Items from a figure collection
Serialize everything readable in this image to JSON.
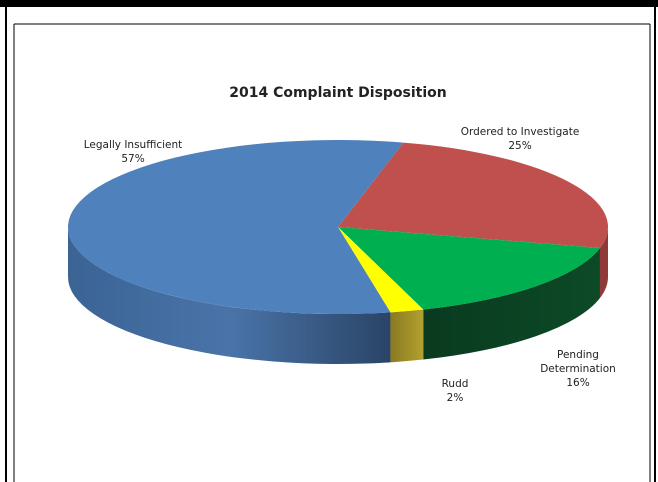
{
  "chart_data": {
    "type": "pie",
    "title": "2014 Complaint Disposition",
    "slices": [
      {
        "label": "Legally Insufficient",
        "percent_label": "57%",
        "value": 57,
        "color": "#4F81BD"
      },
      {
        "label": "Ordered to Investigate",
        "percent_label": "25%",
        "value": 25,
        "color": "#C0504D"
      },
      {
        "label": "Pending Determination",
        "percent_label": "16%",
        "value": 16,
        "color": "#00B050"
      },
      {
        "label": "Rudd",
        "percent_label": "2%",
        "value": 2,
        "color": "#FFFF00"
      }
    ],
    "legend": "none",
    "style": "3d"
  }
}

DIRECTIONS FOR THIS TASK: In the data above, tally the lines holding "color" and answer with the figure only.

SOLVED EXERCISE: 4